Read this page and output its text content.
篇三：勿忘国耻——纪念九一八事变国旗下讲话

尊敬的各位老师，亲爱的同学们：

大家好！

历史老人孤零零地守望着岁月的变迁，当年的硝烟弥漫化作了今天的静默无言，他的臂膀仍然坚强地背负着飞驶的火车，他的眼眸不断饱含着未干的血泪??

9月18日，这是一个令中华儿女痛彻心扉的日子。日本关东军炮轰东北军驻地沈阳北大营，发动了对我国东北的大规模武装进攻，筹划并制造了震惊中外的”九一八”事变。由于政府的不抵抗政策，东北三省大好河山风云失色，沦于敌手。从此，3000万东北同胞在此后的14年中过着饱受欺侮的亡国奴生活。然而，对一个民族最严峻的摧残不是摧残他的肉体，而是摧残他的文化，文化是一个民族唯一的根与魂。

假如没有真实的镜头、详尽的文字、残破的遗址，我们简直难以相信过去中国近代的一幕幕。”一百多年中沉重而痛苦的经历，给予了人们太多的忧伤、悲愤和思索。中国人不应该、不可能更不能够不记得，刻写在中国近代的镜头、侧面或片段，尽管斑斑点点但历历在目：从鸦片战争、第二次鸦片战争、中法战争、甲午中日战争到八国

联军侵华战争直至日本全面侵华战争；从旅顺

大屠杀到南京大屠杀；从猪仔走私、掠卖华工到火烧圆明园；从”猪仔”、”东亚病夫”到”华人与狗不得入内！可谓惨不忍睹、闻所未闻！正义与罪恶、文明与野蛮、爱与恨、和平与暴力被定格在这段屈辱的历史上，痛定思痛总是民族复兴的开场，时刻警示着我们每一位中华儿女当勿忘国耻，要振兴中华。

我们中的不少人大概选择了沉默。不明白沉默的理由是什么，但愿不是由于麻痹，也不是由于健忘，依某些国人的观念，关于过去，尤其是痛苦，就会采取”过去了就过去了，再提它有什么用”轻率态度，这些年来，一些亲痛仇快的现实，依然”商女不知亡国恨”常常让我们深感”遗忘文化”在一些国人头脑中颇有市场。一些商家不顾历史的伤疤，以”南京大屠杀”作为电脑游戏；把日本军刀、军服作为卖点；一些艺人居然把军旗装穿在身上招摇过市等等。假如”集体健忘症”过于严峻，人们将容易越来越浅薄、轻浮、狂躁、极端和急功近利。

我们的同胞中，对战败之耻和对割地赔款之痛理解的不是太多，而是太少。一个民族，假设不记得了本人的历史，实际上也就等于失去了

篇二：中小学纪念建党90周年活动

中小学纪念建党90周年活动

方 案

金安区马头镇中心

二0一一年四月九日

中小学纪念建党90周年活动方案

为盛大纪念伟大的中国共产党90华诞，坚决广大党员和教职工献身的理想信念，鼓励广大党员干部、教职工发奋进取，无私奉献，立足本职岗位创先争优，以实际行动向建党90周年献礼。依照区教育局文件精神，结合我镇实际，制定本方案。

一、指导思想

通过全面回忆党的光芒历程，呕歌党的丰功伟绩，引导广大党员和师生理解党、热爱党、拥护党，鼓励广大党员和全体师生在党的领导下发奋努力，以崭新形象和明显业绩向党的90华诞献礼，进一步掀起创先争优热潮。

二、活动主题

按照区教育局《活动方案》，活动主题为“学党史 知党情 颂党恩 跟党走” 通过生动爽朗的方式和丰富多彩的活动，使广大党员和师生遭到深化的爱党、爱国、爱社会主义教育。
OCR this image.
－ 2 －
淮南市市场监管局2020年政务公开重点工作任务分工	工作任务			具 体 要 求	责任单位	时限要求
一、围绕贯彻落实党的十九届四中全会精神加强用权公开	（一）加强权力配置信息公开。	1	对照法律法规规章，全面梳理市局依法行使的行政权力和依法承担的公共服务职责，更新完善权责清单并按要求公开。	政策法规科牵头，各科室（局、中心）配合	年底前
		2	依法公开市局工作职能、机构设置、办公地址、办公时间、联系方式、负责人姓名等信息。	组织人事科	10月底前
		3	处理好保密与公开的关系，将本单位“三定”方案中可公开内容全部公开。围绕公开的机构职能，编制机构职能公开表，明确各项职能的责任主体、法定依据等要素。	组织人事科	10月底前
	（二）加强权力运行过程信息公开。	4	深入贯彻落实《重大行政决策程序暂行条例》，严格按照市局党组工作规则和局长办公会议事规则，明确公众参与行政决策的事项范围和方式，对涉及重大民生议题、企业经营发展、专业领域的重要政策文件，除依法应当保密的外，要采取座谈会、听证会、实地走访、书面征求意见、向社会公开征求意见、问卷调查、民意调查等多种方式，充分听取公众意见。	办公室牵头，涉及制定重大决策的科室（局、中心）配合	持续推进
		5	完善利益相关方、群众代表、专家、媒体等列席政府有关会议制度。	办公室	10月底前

⁂

Give the listing above again, word for word.

Read this page and output its text content.
篇三：勿忘国耻——纪念九一八事变国旗下讲话

尊敬的各位老师，亲爱的同学们：

大家好！

历史老人孤零零地守望着岁月的变迁，当年的硝烟弥漫化作了今天的静默无言，他的臂膀仍然坚强地背负着飞驶的火车，他的眼眸不断饱含着未干的血泪??

9月18日，这是一个令中华儿女痛彻心扉的日子。日本关东军炮轰东北军驻地沈阳北大营，发动了对我国东北的大规模武装进攻，筹划并制造了震惊中外的”九一八”事变。由于政府的不抵抗政策，东北三省大好河山风云失色，沦于敌手。从此，3000万东北同胞在此后的14年中过着饱受欺侮的亡国奴生活。然而，对一个民族最严峻的摧残不是摧残他的肉体，而是摧残他的文化，文化是一个民族唯一的根与魂。

假如没有真实的镜头、详尽的文字、残破的遗址，我们简直难以相信过去中国近代的一幕幕。”一百多年中沉重而痛苦的经历，给予了人们太多的忧伤、悲愤和思索。中国人不应该、不可能更不能够不记得，刻写在中国近代的镜头、侧面或片段，尽管斑斑点点但历历在目：从鸦片战争、第二次鸦片战争、中法战争、甲午中日战争到八国

联军侵华战争直至日本全面侵华战争；从旅顺

大屠杀到南京大屠杀；从猪仔走私、掠卖华工到火烧圆明园；从”猪仔”、”东亚病夫”到”华人与狗不得入内！可谓惨不忍睹、闻所未闻！正义与罪恶、文明与野蛮、爱与恨、和平与暴力被定格在这段屈辱的历史上，痛定思痛总是民族复兴的开场，时刻警示着我们每一位中华儿女当勿忘国耻，要振兴中华。

我们中的不少人大概选择了沉默。不明白沉默的理由是什么，但愿不是由于麻痹，也不是由于健忘，依某些国人的观念，关于过去，尤其是痛苦，就会采取”过去了就过去了，再提它有什么用”轻率态度，这些年来，一些亲痛仇快的现实，依然”商女不知亡国恨”常常让我们深感”遗忘文化”在一些国人头脑中颇有市场。一些商家不顾历史的伤疤，以”南京大屠杀”作为电脑游戏；把日本军刀、军服作为卖点；一些艺人居然把军旗装穿在身上招摇过市等等。假如”集体健忘症”过于严峻，人们将容易越来越浅薄、轻浮、狂躁、极端和急功近利。

我们的同胞中，对战败之耻和对割地赔款之痛理解的不是太多，而是太少。一个民族，假设不记得了本人的历史，实际上也就等于失去了

篇二：中小学纪念建党90周年活动

中小学纪念建党90周年活动

方 案

金安区马头镇中心

二0一一年四月九日

中小学纪念建党90周年活动方案

为盛大纪念伟大的中国共产党90华诞，坚决广大党员和教职工献身的理想信念，鼓励广大党员干部、教职工发奋进取，无私奉献，立足本职岗位创先争优，以实际行动向建党90周年献礼。依照区教育局文件精神，结合我镇实际，制定本方案。

一、指导思想

通过全面回忆党的光芒历程，呕歌党的丰功伟绩，引导广大党员和师生理解党、热爱党、拥护党，鼓励广大党员和全体师生在党的领导下发奋努力，以崭新形象和明显业绩向党的90华诞献礼，进一步掀起创先争优热潮。

二、活动主题

按照区教育局《活动方案》，活动主题为“学党史 知党情 颂党恩 跟党走” 通过生动爽朗的方式和丰富多彩的活动，使广大党员和师生遭到深化的爱党、爱国、爱社会主义教育。
OCR this image.
－ 2 －
淮南市市场监管局2020年政务公开重点工作任务分工	工作任务			具 体 要 求	责任单位	时限要求
一、围绕贯彻落实党的十九届四中全会精神加强用权公开	（一）加强权力配置信息公开。	1	对照法律法规规章，全面梳理市局依法行使的行政权力和依法承担的公共服务职责，更新完善权责清单并按要求公开。	政策法规科牵头，各科室（局、中心）配合	年底前
		2	依法公开市局工作职能、机构设置、办公地址、办公时间、联系方式、负责人姓名等信息。	组织人事科	10月底前
		3	处理好保密与公开的关系，将本单位“三定”方案中可公开内容全部公开。围绕公开的机构职能，编制机构职能公开表，明确各项职能的责任主体、法定依据等要素。	组织人事科	10月底前
	（二）加强权力运行过程信息公开。	4	深入贯彻落实《重大行政决策程序暂行条例》，严格按照市局党组工作规则和局长办公会议事规则，明确公众参与行政决策的事项范围和方式，对涉及重大民生议题、企业经营发展、专业领域的重要政策文件，除依法应当保密的外，要采取座谈会、听证会、实地走访、书面征求意见、向社会公开征求意见、问卷调查、民意调查等多种方式，充分听取公众意见。	办公室牵头，涉及制定重大决策的科室（局、中心）配合	持续推进
		5	完善利益相关方、群众代表、专家、媒体等列席政府有关会议制度。	办公室	10月底前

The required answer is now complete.